> _SET PROBLEM_
Every line below is to be copied exactly, with the pictures left out.

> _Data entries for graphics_
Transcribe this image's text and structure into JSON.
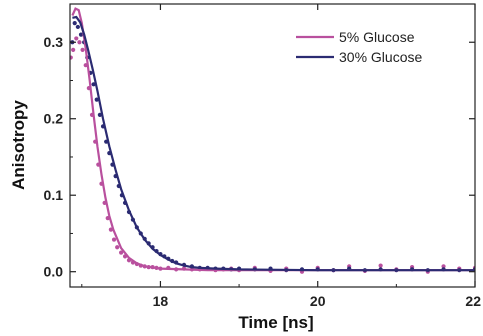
{
  "chart_data": {
    "type": "scatter",
    "xlabel": "Time [ns]",
    "ylabel": "Anisotropy",
    "xlim": [
      16.85,
      22.0
    ],
    "ylim": [
      -0.02,
      0.35
    ],
    "x_ticks": [
      18,
      20,
      22
    ],
    "y_ticks": [
      0.0,
      0.1,
      0.2,
      0.3
    ],
    "y_tick_labels": [
      "0.0",
      "0.1",
      "0.2",
      "0.3"
    ],
    "grid": false,
    "legend_position": "top-right",
    "series": [
      {
        "name": "5% Glucose",
        "color": "#b9509e",
        "fit": [
          [
            16.88,
            0.335
          ],
          [
            16.92,
            0.344
          ],
          [
            16.96,
            0.342
          ],
          [
            17.0,
            0.325
          ],
          [
            17.05,
            0.292
          ],
          [
            17.1,
            0.25
          ],
          [
            17.15,
            0.205
          ],
          [
            17.2,
            0.163
          ],
          [
            17.25,
            0.127
          ],
          [
            17.3,
            0.097
          ],
          [
            17.35,
            0.073
          ],
          [
            17.4,
            0.055
          ],
          [
            17.5,
            0.031
          ],
          [
            17.6,
            0.018
          ],
          [
            17.7,
            0.011
          ],
          [
            17.8,
            0.007
          ],
          [
            18.0,
            0.004
          ],
          [
            18.3,
            0.003
          ],
          [
            18.6,
            0.002
          ],
          [
            19.0,
            0.002
          ],
          [
            20.0,
            0.002
          ],
          [
            21.0,
            0.002
          ],
          [
            22.0,
            0.002
          ]
        ],
        "points": [
          [
            16.86,
            0.28
          ],
          [
            16.89,
            0.29
          ],
          [
            16.93,
            0.305
          ],
          [
            16.97,
            0.3
          ],
          [
            17.01,
            0.29
          ],
          [
            17.05,
            0.27
          ],
          [
            17.09,
            0.24
          ],
          [
            17.13,
            0.205
          ],
          [
            17.17,
            0.17
          ],
          [
            17.21,
            0.14
          ],
          [
            17.25,
            0.115
          ],
          [
            17.29,
            0.09
          ],
          [
            17.33,
            0.07
          ],
          [
            17.37,
            0.055
          ],
          [
            17.41,
            0.042
          ],
          [
            17.45,
            0.032
          ],
          [
            17.5,
            0.025
          ],
          [
            17.55,
            0.02
          ],
          [
            17.6,
            0.015
          ],
          [
            17.65,
            0.012
          ],
          [
            17.7,
            0.01
          ],
          [
            17.75,
            0.008
          ],
          [
            17.8,
            0.007
          ],
          [
            17.85,
            0.006
          ],
          [
            17.9,
            0.006
          ],
          [
            17.95,
            0.005
          ],
          [
            18.0,
            0.004
          ],
          [
            18.1,
            0.005
          ],
          [
            18.2,
            0.003
          ],
          [
            18.3,
            0.004
          ],
          [
            18.4,
            0.003
          ],
          [
            18.5,
            0.003
          ],
          [
            18.6,
            0.004
          ],
          [
            18.7,
            0.002
          ],
          [
            18.8,
            0.003
          ],
          [
            18.9,
            0.004
          ],
          [
            19.0,
            0.002
          ],
          [
            19.2,
            0.005
          ],
          [
            19.4,
            0.001
          ],
          [
            19.6,
            0.004
          ],
          [
            19.8,
            0.0
          ],
          [
            20.0,
            0.005
          ],
          [
            20.2,
            0.002
          ],
          [
            20.4,
            0.007
          ],
          [
            20.6,
            0.001
          ],
          [
            20.8,
            0.008
          ],
          [
            21.0,
            0.003
          ],
          [
            21.2,
            0.006
          ],
          [
            21.4,
            0.0
          ],
          [
            21.6,
            0.007
          ],
          [
            21.8,
            0.004
          ],
          [
            22.0,
            0.005
          ]
        ]
      },
      {
        "name": "30% Glucose",
        "color": "#2b2b72",
        "fit": [
          [
            16.88,
            0.332
          ],
          [
            16.93,
            0.333
          ],
          [
            16.98,
            0.326
          ],
          [
            17.03,
            0.31
          ],
          [
            17.08,
            0.29
          ],
          [
            17.14,
            0.264
          ],
          [
            17.2,
            0.236
          ],
          [
            17.27,
            0.2
          ],
          [
            17.35,
            0.164
          ],
          [
            17.43,
            0.133
          ],
          [
            17.5,
            0.108
          ],
          [
            17.6,
            0.08
          ],
          [
            17.7,
            0.058
          ],
          [
            17.8,
            0.042
          ],
          [
            17.9,
            0.03
          ],
          [
            18.0,
            0.022
          ],
          [
            18.1,
            0.016
          ],
          [
            18.2,
            0.011
          ],
          [
            18.3,
            0.008
          ],
          [
            18.4,
            0.006
          ],
          [
            18.5,
            0.005
          ],
          [
            18.7,
            0.004
          ],
          [
            19.0,
            0.003
          ],
          [
            20.0,
            0.002
          ],
          [
            21.0,
            0.002
          ],
          [
            22.0,
            0.002
          ]
        ],
        "points": [
          [
            16.88,
            0.3
          ],
          [
            16.91,
            0.325
          ],
          [
            16.95,
            0.32
          ],
          [
            16.99,
            0.31
          ],
          [
            17.03,
            0.3
          ],
          [
            17.07,
            0.28
          ],
          [
            17.11,
            0.26
          ],
          [
            17.15,
            0.245
          ],
          [
            17.19,
            0.225
          ],
          [
            17.23,
            0.205
          ],
          [
            17.27,
            0.19
          ],
          [
            17.31,
            0.17
          ],
          [
            17.35,
            0.155
          ],
          [
            17.39,
            0.14
          ],
          [
            17.43,
            0.125
          ],
          [
            17.47,
            0.112
          ],
          [
            17.51,
            0.1
          ],
          [
            17.55,
            0.09
          ],
          [
            17.6,
            0.078
          ],
          [
            17.65,
            0.068
          ],
          [
            17.7,
            0.058
          ],
          [
            17.75,
            0.05
          ],
          [
            17.8,
            0.043
          ],
          [
            17.85,
            0.037
          ],
          [
            17.9,
            0.032
          ],
          [
            17.95,
            0.027
          ],
          [
            18.0,
            0.023
          ],
          [
            18.05,
            0.02
          ],
          [
            18.1,
            0.017
          ],
          [
            18.15,
            0.014
          ],
          [
            18.2,
            0.012
          ],
          [
            18.3,
            0.009
          ],
          [
            18.4,
            0.007
          ],
          [
            18.5,
            0.005
          ],
          [
            18.6,
            0.005
          ],
          [
            18.7,
            0.004
          ],
          [
            18.8,
            0.004
          ],
          [
            18.9,
            0.003
          ],
          [
            19.0,
            0.004
          ],
          [
            19.2,
            0.003
          ],
          [
            19.4,
            0.004
          ],
          [
            19.6,
            0.002
          ],
          [
            19.8,
            0.003
          ],
          [
            20.0,
            0.003
          ],
          [
            20.2,
            0.002
          ],
          [
            20.4,
            0.004
          ],
          [
            20.6,
            0.002
          ],
          [
            20.8,
            0.003
          ],
          [
            21.0,
            0.002
          ],
          [
            21.2,
            0.003
          ],
          [
            21.4,
            0.002
          ],
          [
            21.6,
            0.003
          ],
          [
            21.8,
            0.002
          ],
          [
            22.0,
            0.003
          ]
        ]
      }
    ]
  }
}
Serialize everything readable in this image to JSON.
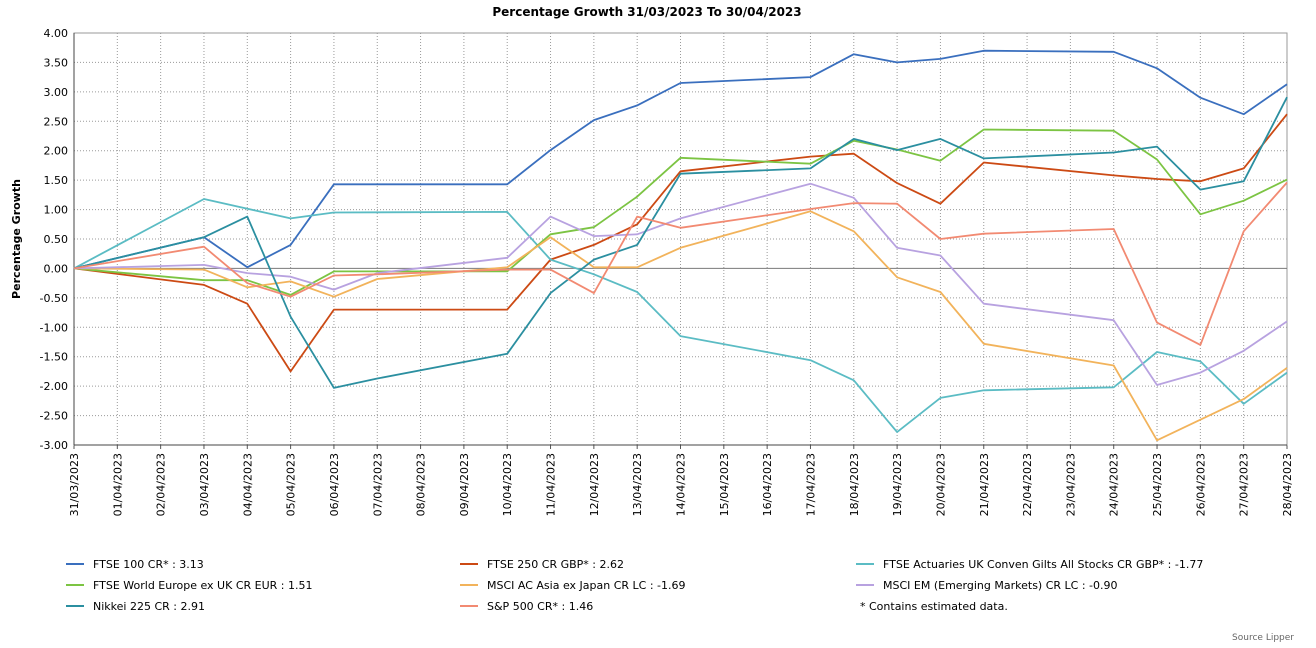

> _CORRECT ANSWER_
Transcribe this image's text and structure into JSON.
{
  "chart_data": {
    "type": "scatter",
    "xlabel": "Time [ns]",
    "ylabel": "Anisotropy",
    "xlim": [
      16.85,
      22.0
    ],
    "ylim": [
      -0.02,
      0.35
    ],
    "x_ticks": [
      18,
      20,
      22
    ],
    "y_ticks": [
      0.0,
      0.1,
      0.2,
      0.3
    ],
    "y_tick_labels": [
      "0.0",
      "0.1",
      "0.2",
      "0.3"
    ],
    "grid": false,
    "legend_position": "top-right",
    "series": [
      {
        "name": "5% Glucose",
        "color": "#b9509e",
        "fit": [
          [
            16.88,
            0.335
          ],
          [
            16.92,
            0.344
          ],
          [
            16.96,
            0.342
          ],
          [
            17.0,
            0.325
          ],
          [
            17.05,
            0.292
          ],
          [
            17.1,
            0.25
          ],
          [
            17.15,
            0.205
          ],
          [
            17.2,
            0.163
          ],
          [
            17.25,
            0.127
          ],
          [
            17.3,
            0.097
          ],
          [
            17.35,
            0.073
          ],
          [
            17.4,
            0.055
          ],
          [
            17.5,
            0.031
          ],
          [
            17.6,
            0.018
          ],
          [
            17.7,
            0.011
          ],
          [
            17.8,
            0.007
          ],
          [
            18.0,
            0.004
          ],
          [
            18.3,
            0.003
          ],
          [
            18.6,
            0.002
          ],
          [
            19.0,
            0.002
          ],
          [
            20.0,
            0.002
          ],
          [
            21.0,
            0.002
          ],
          [
            22.0,
            0.002
          ]
        ],
        "points": [
          [
            16.86,
            0.28
          ],
          [
            16.89,
            0.29
          ],
          [
            16.93,
            0.305
          ],
          [
            16.97,
            0.3
          ],
          [
            17.01,
            0.29
          ],
          [
            17.05,
            0.27
          ],
          [
            17.09,
            0.24
          ],
          [
            17.13,
            0.205
          ],
          [
            17.17,
            0.17
          ],
          [
            17.21,
            0.14
          ],
          [
            17.25,
            0.115
          ],
          [
            17.29,
            0.09
          ],
          [
            17.33,
            0.07
          ],
          [
            17.37,
            0.055
          ],
          [
            17.41,
            0.042
          ],
          [
            17.45,
            0.032
          ],
          [
            17.5,
            0.025
          ],
          [
            17.55,
            0.02
          ],
          [
            17.6,
            0.015
          ],
          [
            17.65,
            0.012
          ],
          [
            17.7,
            0.01
          ],
          [
            17.75,
            0.008
          ],
          [
            17.8,
            0.007
          ],
          [
            17.85,
            0.006
          ],
          [
            17.9,
            0.006
          ],
          [
            17.95,
            0.005
          ],
          [
            18.0,
            0.004
          ],
          [
            18.1,
            0.005
          ],
          [
            18.2,
            0.003
          ],
          [
            18.3,
            0.004
          ],
          [
            18.4,
            0.003
          ],
          [
            18.5,
            0.003
          ],
          [
            18.6,
            0.004
          ],
          [
            18.7,
            0.002
          ],
          [
            18.8,
            0.003
          ],
          [
            18.9,
            0.004
          ],
          [
            19.0,
            0.002
          ],
          [
            19.2,
            0.005
          ],
          [
            19.4,
            0.001
          ],
          [
            19.6,
            0.004
          ],
          [
            19.8,
            0.0
          ],
          [
            20.0,
            0.005
          ],
          [
            20.2,
            0.002
          ],
          [
            20.4,
            0.007
          ],
          [
            20.6,
            0.001
          ],
          [
            20.8,
            0.008
          ],
          [
            21.0,
            0.003
          ],
          [
            21.2,
            0.006
          ],
          [
            21.4,
            0.0
          ],
          [
            21.6,
            0.007
          ],
          [
            21.8,
            0.004
          ],
          [
            22.0,
            0.005
          ]
        ]
      },
      {
        "name": "30% Glucose",
        "color": "#2b2b72",
        "fit": [
          [
            16.88,
            0.332
          ],
          [
            16.93,
            0.333
          ],
          [
            16.98,
            0.326
          ],
          [
            17.03,
            0.31
          ],
          [
            17.08,
            0.29
          ],
          [
            17.14,
            0.264
          ],
          [
            17.2,
            0.236
          ],
          [
            17.27,
            0.2
          ],
          [
            17.35,
            0.164
          ],
          [
            17.43,
            0.133
          ],
          [
            17.5,
            0.108
          ],
          [
            17.6,
            0.08
          ],
          [
            17.7,
            0.058
          ],
          [
            17.8,
            0.042
          ],
          [
            17.9,
            0.03
          ],
          [
            18.0,
            0.022
          ],
          [
            18.1,
            0.016
          ],
          [
            18.2,
            0.011
          ],
          [
            18.3,
            0.008
          ],
          [
            18.4,
            0.006
          ],
          [
            18.5,
            0.005
          ],
          [
            18.7,
            0.004
          ],
          [
            19.0,
            0.003
          ],
          [
            20.0,
            0.002
          ],
          [
            21.0,
            0.002
          ],
          [
            22.0,
            0.002
          ]
        ],
        "points": [
          [
            16.88,
            0.3
          ],
          [
            16.91,
            0.325
          ],
          [
            16.95,
            0.32
          ],
          [
            16.99,
            0.31
          ],
          [
            17.03,
            0.3
          ],
          [
            17.07,
            0.28
          ],
          [
            17.11,
            0.26
          ],
          [
            17.15,
            0.245
          ],
          [
            17.19,
            0.225
          ],
          [
            17.23,
            0.205
          ],
          [
            17.27,
            0.19
          ],
          [
            17.31,
            0.17
          ],
          [
            17.35,
            0.155
          ],
          [
            17.39,
            0.14
          ],
          [
            17.43,
            0.125
          ],
          [
            17.47,
            0.112
          ],
          [
            17.51,
            0.1
          ],
          [
            17.55,
            0.09
          ],
          [
            17.6,
            0.078
          ],
          [
            17.65,
            0.068
          ],
          [
            17.7,
            0.058
          ],
          [
            17.75,
            0.05
          ],
          [
            17.8,
            0.043
          ],
          [
            17.85,
            0.037
          ],
          [
            17.9,
            0.032
          ],
          [
            17.95,
            0.027
          ],
          [
            18.0,
            0.023
          ],
          [
            18.05,
            0.02
          ],
          [
            18.1,
            0.017
          ],
          [
            18.15,
            0.014
          ],
          [
            18.2,
            0.012
          ],
          [
            18.3,
            0.009
          ],
          [
            18.4,
            0.007
          ],
          [
            18.5,
            0.005
          ],
          [
            18.6,
            0.005
          ],
          [
            18.7,
            0.004
          ],
          [
            18.8,
            0.004
          ],
          [
            18.9,
            0.003
          ],
          [
            19.0,
            0.004
          ],
          [
            19.2,
            0.003
          ],
          [
            19.4,
            0.004
          ],
          [
            19.6,
            0.002
          ],
          [
            19.8,
            0.003
          ],
          [
            20.0,
            0.003
          ],
          [
            20.2,
            0.002
          ],
          [
            20.4,
            0.004
          ],
          [
            20.6,
            0.002
          ],
          [
            20.8,
            0.003
          ],
          [
            21.0,
            0.002
          ],
          [
            21.2,
            0.003
          ],
          [
            21.4,
            0.002
          ],
          [
            21.6,
            0.003
          ],
          [
            21.8,
            0.002
          ],
          [
            22.0,
            0.003
          ]
        ]
      }
    ]
  }
}
Serialize everything readable in this image to JSON.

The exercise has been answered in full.